┌────────

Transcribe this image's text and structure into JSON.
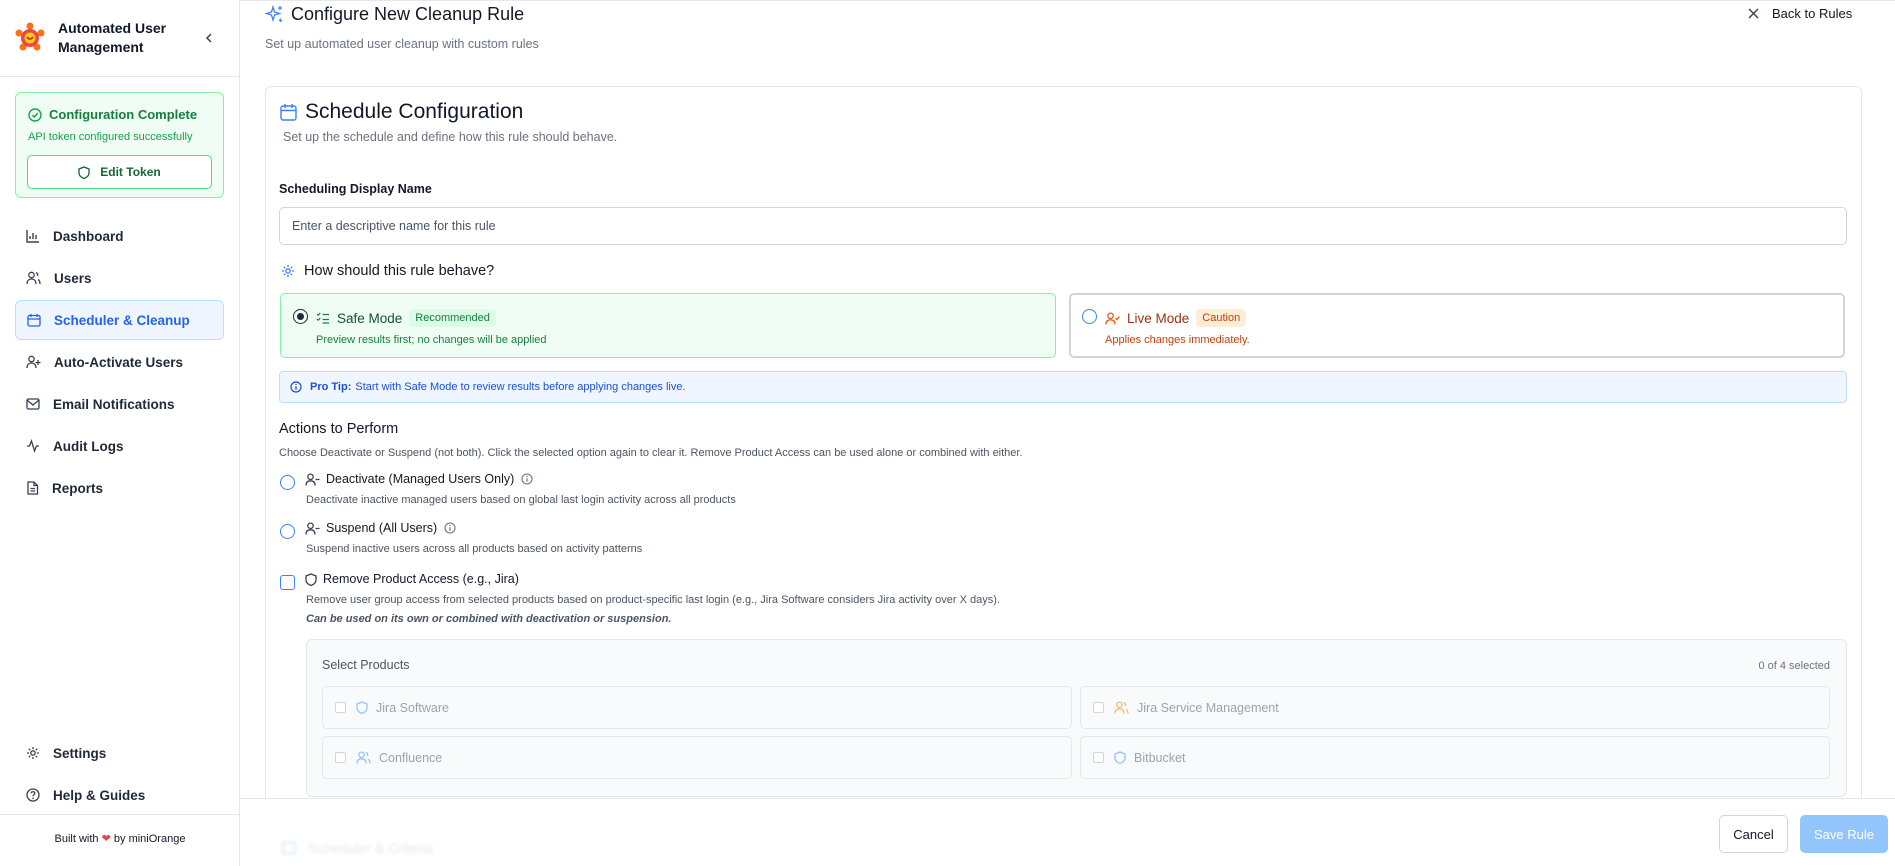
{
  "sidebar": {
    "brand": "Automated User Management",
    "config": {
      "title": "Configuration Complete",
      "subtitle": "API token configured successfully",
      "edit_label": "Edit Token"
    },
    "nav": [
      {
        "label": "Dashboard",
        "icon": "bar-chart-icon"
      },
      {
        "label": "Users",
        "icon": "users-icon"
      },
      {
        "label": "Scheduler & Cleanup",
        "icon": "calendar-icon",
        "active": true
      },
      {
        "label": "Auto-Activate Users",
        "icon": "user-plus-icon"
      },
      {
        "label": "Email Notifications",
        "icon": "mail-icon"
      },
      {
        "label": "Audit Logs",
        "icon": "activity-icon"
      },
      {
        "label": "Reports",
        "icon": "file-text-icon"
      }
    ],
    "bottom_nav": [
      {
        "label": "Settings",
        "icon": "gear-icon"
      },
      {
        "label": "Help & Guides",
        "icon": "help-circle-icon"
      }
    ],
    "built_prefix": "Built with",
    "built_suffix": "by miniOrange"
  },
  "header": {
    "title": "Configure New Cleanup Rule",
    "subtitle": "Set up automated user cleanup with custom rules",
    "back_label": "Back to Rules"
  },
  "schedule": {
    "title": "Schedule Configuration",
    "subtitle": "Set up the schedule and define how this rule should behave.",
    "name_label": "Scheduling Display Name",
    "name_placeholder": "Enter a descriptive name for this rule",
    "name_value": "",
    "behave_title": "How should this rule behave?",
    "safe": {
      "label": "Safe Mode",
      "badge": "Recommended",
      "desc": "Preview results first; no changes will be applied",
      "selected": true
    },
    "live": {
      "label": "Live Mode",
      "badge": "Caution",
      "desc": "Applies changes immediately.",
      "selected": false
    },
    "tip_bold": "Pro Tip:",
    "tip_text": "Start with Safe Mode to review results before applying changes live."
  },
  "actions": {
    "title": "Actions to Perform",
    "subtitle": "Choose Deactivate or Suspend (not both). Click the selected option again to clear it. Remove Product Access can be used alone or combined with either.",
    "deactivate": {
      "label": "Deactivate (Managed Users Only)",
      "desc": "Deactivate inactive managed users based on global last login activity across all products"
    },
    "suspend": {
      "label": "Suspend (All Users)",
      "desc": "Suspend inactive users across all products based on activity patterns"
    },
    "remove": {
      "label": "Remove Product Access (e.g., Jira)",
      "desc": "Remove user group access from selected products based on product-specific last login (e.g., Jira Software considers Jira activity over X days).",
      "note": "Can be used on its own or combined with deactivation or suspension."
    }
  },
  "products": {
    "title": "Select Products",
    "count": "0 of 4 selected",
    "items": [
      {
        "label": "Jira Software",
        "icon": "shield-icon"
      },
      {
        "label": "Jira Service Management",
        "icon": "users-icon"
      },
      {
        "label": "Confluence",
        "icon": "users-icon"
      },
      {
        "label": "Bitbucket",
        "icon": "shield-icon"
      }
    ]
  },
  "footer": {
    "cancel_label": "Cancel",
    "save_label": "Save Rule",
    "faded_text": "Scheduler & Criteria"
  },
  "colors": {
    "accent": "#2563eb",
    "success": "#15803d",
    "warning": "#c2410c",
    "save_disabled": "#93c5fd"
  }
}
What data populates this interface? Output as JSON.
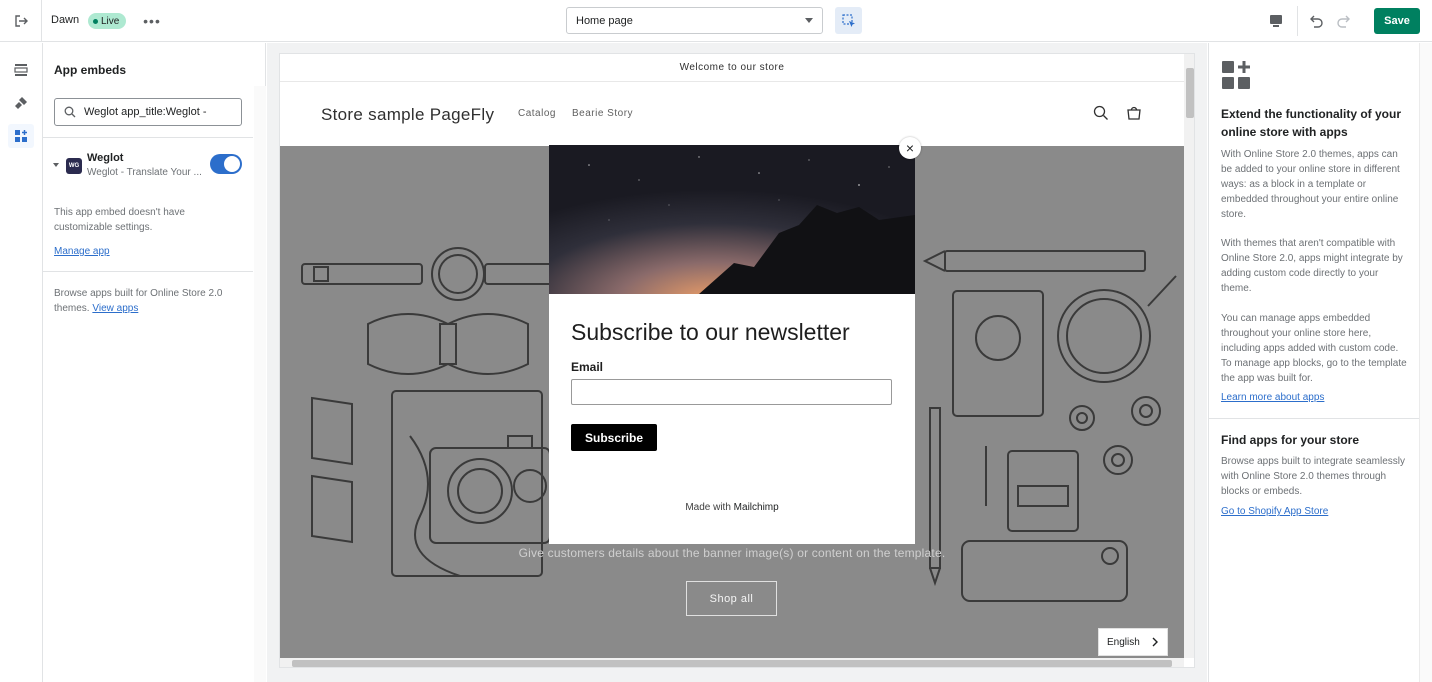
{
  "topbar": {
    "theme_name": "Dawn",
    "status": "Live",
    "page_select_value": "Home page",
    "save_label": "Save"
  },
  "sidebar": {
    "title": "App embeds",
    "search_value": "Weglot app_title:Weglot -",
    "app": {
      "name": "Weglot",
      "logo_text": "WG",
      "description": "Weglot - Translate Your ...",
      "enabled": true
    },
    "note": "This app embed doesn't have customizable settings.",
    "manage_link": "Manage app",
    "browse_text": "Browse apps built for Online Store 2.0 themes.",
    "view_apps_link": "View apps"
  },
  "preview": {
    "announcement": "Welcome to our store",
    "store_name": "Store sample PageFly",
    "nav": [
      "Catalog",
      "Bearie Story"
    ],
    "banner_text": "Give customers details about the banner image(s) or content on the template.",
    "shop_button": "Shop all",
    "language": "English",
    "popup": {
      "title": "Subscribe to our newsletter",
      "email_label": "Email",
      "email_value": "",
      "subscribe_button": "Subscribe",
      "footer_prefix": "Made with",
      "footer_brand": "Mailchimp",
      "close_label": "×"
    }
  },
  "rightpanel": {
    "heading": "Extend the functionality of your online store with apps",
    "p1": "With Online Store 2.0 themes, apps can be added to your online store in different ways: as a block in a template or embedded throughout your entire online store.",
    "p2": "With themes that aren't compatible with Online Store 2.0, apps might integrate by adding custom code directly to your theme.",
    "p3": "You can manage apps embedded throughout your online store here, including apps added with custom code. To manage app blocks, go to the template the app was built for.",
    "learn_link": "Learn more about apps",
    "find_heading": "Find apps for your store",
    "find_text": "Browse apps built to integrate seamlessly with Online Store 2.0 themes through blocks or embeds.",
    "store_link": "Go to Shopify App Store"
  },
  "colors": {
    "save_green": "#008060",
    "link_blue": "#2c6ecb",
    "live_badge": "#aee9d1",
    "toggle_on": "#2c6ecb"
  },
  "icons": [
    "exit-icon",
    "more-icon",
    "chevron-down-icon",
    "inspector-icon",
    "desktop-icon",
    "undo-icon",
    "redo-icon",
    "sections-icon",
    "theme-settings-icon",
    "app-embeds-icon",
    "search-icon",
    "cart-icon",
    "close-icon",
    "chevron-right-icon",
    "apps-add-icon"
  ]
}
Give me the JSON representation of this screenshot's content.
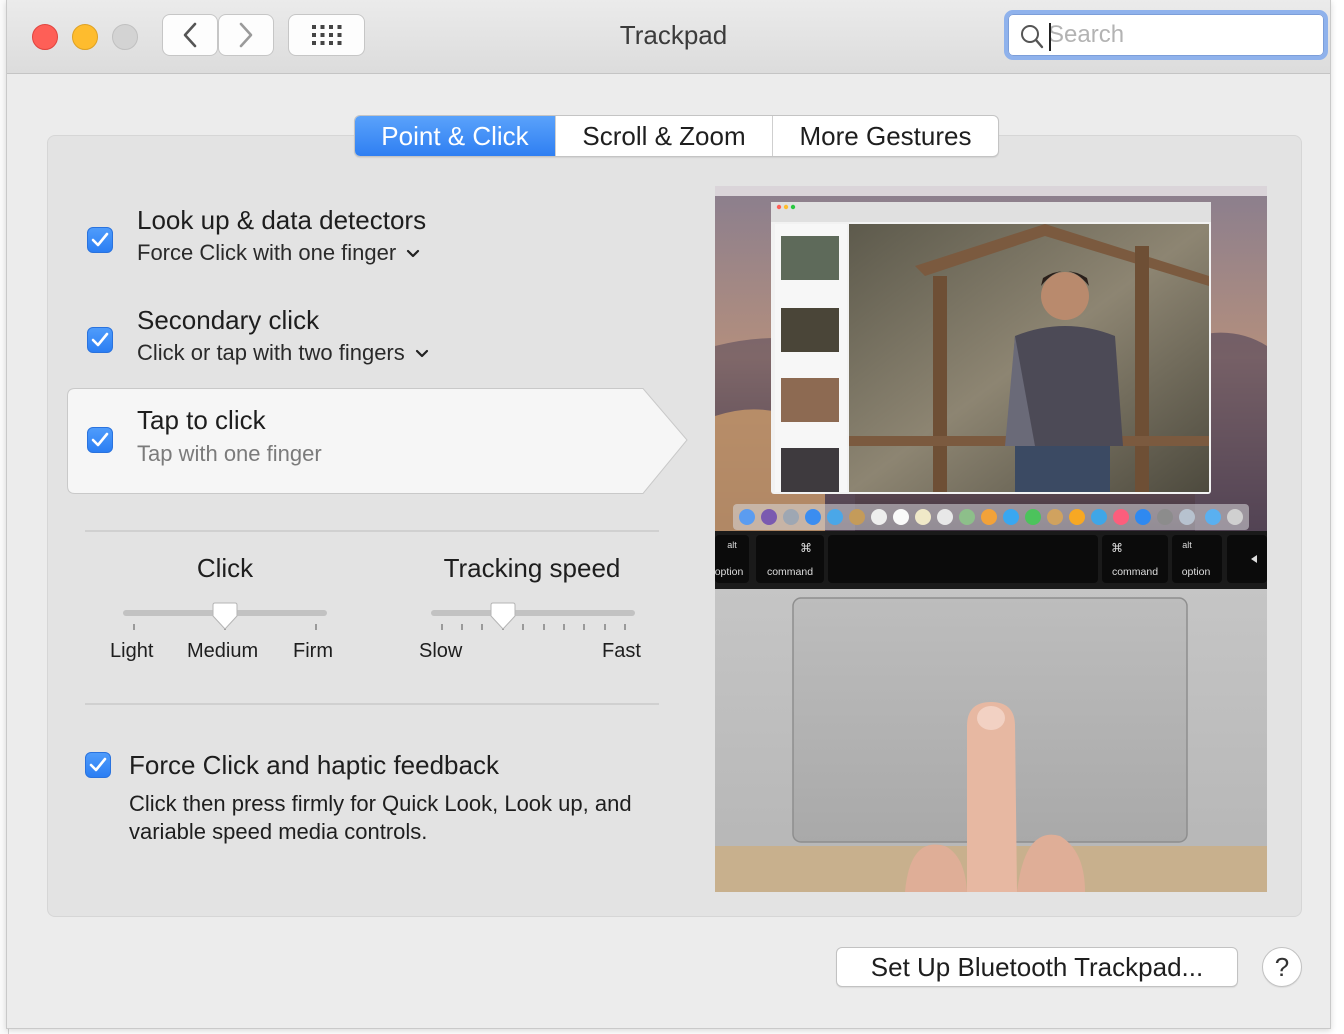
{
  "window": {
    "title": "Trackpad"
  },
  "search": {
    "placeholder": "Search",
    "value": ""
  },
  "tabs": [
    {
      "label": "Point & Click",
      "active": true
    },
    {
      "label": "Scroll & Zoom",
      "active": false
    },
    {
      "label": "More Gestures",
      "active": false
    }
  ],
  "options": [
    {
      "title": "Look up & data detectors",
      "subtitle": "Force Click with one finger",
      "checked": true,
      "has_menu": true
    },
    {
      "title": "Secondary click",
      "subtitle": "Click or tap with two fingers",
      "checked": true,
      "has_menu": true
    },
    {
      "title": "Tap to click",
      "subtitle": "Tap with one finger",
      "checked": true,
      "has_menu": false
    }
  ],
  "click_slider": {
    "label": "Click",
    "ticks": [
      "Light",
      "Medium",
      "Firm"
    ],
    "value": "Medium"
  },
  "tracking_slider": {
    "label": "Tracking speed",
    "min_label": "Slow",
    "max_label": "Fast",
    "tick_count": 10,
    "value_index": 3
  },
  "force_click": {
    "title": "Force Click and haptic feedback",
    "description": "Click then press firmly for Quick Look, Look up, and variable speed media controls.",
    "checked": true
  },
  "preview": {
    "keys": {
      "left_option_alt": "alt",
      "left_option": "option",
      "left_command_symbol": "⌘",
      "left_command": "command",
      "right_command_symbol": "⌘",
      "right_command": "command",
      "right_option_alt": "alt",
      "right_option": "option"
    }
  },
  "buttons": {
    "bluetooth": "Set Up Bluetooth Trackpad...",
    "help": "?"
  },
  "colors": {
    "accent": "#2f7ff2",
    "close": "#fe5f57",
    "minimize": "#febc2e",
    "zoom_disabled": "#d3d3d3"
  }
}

└────────

**What is asked:** Your task is to repeat the data above exactly while excluding the pictures.

**Solved problem:**
Transcribe this image's text and structure into JSON.
{
  "sidebar": {
    "brand": "Automated User Management",
    "config": {
      "title": "Configuration Complete",
      "subtitle": "API token configured successfully",
      "edit_label": "Edit Token"
    },
    "nav": [
      {
        "label": "Dashboard",
        "icon": "bar-chart-icon"
      },
      {
        "label": "Users",
        "icon": "users-icon"
      },
      {
        "label": "Scheduler & Cleanup",
        "icon": "calendar-icon",
        "active": true
      },
      {
        "label": "Auto-Activate Users",
        "icon": "user-plus-icon"
      },
      {
        "label": "Email Notifications",
        "icon": "mail-icon"
      },
      {
        "label": "Audit Logs",
        "icon": "activity-icon"
      },
      {
        "label": "Reports",
        "icon": "file-text-icon"
      }
    ],
    "bottom_nav": [
      {
        "label": "Settings",
        "icon": "gear-icon"
      },
      {
        "label": "Help & Guides",
        "icon": "help-circle-icon"
      }
    ],
    "built_prefix": "Built with",
    "built_suffix": "by miniOrange"
  },
  "header": {
    "title": "Configure New Cleanup Rule",
    "subtitle": "Set up automated user cleanup with custom rules",
    "back_label": "Back to Rules"
  },
  "schedule": {
    "title": "Schedule Configuration",
    "subtitle": "Set up the schedule and define how this rule should behave.",
    "name_label": "Scheduling Display Name",
    "name_placeholder": "Enter a descriptive name for this rule",
    "name_value": "",
    "behave_title": "How should this rule behave?",
    "safe": {
      "label": "Safe Mode",
      "badge": "Recommended",
      "desc": "Preview results first; no changes will be applied",
      "selected": true
    },
    "live": {
      "label": "Live Mode",
      "badge": "Caution",
      "desc": "Applies changes immediately.",
      "selected": false
    },
    "tip_bold": "Pro Tip:",
    "tip_text": "Start with Safe Mode to review results before applying changes live."
  },
  "actions": {
    "title": "Actions to Perform",
    "subtitle": "Choose Deactivate or Suspend (not both). Click the selected option again to clear it. Remove Product Access can be used alone or combined with either.",
    "deactivate": {
      "label": "Deactivate (Managed Users Only)",
      "desc": "Deactivate inactive managed users based on global last login activity across all products"
    },
    "suspend": {
      "label": "Suspend (All Users)",
      "desc": "Suspend inactive users across all products based on activity patterns"
    },
    "remove": {
      "label": "Remove Product Access (e.g., Jira)",
      "desc": "Remove user group access from selected products based on product-specific last login (e.g., Jira Software considers Jira activity over X days).",
      "note": "Can be used on its own or combined with deactivation or suspension."
    }
  },
  "products": {
    "title": "Select Products",
    "count": "0 of 4 selected",
    "items": [
      {
        "label": "Jira Software",
        "icon": "shield-icon"
      },
      {
        "label": "Jira Service Management",
        "icon": "users-icon"
      },
      {
        "label": "Confluence",
        "icon": "users-icon"
      },
      {
        "label": "Bitbucket",
        "icon": "shield-icon"
      }
    ]
  },
  "footer": {
    "cancel_label": "Cancel",
    "save_label": "Save Rule",
    "faded_text": "Scheduler & Criteria"
  },
  "colors": {
    "accent": "#2563eb",
    "success": "#15803d",
    "warning": "#c2410c",
    "save_disabled": "#93c5fd"
  }
}
What data populates this interface? Output as JSON.
{
  "topbar": {
    "theme_name": "Dawn",
    "status": "Live",
    "page_select_value": "Home page",
    "save_label": "Save"
  },
  "sidebar": {
    "title": "App embeds",
    "search_value": "Weglot app_title:Weglot -",
    "app": {
      "name": "Weglot",
      "logo_text": "WG",
      "description": "Weglot - Translate Your ...",
      "enabled": true
    },
    "note": "This app embed doesn't have customizable settings.",
    "manage_link": "Manage app",
    "browse_text": "Browse apps built for Online Store 2.0 themes.",
    "view_apps_link": "View apps"
  },
  "preview": {
    "announcement": "Welcome to our store",
    "store_name": "Store sample PageFly",
    "nav": [
      "Catalog",
      "Bearie Story"
    ],
    "banner_text": "Give customers details about the banner image(s) or content on the template.",
    "shop_button": "Shop all",
    "language": "English",
    "popup": {
      "title": "Subscribe to our newsletter",
      "email_label": "Email",
      "email_value": "",
      "subscribe_button": "Subscribe",
      "footer_prefix": "Made with",
      "footer_brand": "Mailchimp",
      "close_label": "×"
    }
  },
  "rightpanel": {
    "heading": "Extend the functionality of your online store with apps",
    "p1": "With Online Store 2.0 themes, apps can be added to your online store in different ways: as a block in a template or embedded throughout your entire online store.",
    "p2": "With themes that aren't compatible with Online Store 2.0, apps might integrate by adding custom code directly to your theme.",
    "p3": "You can manage apps embedded throughout your online store here, including apps added with custom code. To manage app blocks, go to the template the app was built for.",
    "learn_link": "Learn more about apps",
    "find_heading": "Find apps for your store",
    "find_text": "Browse apps built to integrate seamlessly with Online Store 2.0 themes through blocks or embeds.",
    "store_link": "Go to Shopify App Store"
  },
  "colors": {
    "save_green": "#008060",
    "link_blue": "#2c6ecb",
    "live_badge": "#aee9d1",
    "toggle_on": "#2c6ecb"
  },
  "icons": [
    "exit-icon",
    "more-icon",
    "chevron-down-icon",
    "inspector-icon",
    "desktop-icon",
    "undo-icon",
    "redo-icon",
    "sections-icon",
    "theme-settings-icon",
    "app-embeds-icon",
    "search-icon",
    "cart-icon",
    "close-icon",
    "chevron-right-icon",
    "apps-add-icon"
  ]
}
Give me the JSON representation of this screenshot's content.
{
  "window": {
    "title": "Trackpad"
  },
  "search": {
    "placeholder": "Search",
    "value": ""
  },
  "tabs": [
    {
      "label": "Point & Click",
      "active": true
    },
    {
      "label": "Scroll & Zoom",
      "active": false
    },
    {
      "label": "More Gestures",
      "active": false
    }
  ],
  "options": [
    {
      "title": "Look up & data detectors",
      "subtitle": "Force Click with one finger",
      "checked": true,
      "has_menu": true
    },
    {
      "title": "Secondary click",
      "subtitle": "Click or tap with two fingers",
      "checked": true,
      "has_menu": true
    },
    {
      "title": "Tap to click",
      "subtitle": "Tap with one finger",
      "checked": true,
      "has_menu": false
    }
  ],
  "click_slider": {
    "label": "Click",
    "ticks": [
      "Light",
      "Medium",
      "Firm"
    ],
    "value": "Medium"
  },
  "tracking_slider": {
    "label": "Tracking speed",
    "min_label": "Slow",
    "max_label": "Fast",
    "tick_count": 10,
    "value_index": 3
  },
  "force_click": {
    "title": "Force Click and haptic feedback",
    "description": "Click then press firmly for Quick Look, Look up, and variable speed media controls.",
    "checked": true
  },
  "preview": {
    "keys": {
      "left_option_alt": "alt",
      "left_option": "option",
      "left_command_symbol": "⌘",
      "left_command": "command",
      "right_command_symbol": "⌘",
      "right_command": "command",
      "right_option_alt": "alt",
      "right_option": "option"
    }
  },
  "buttons": {
    "bluetooth": "Set Up Bluetooth Trackpad...",
    "help": "?"
  },
  "colors": {
    "accent": "#2f7ff2",
    "close": "#fe5f57",
    "minimize": "#febc2e",
    "zoom_disabled": "#d3d3d3"
  }
}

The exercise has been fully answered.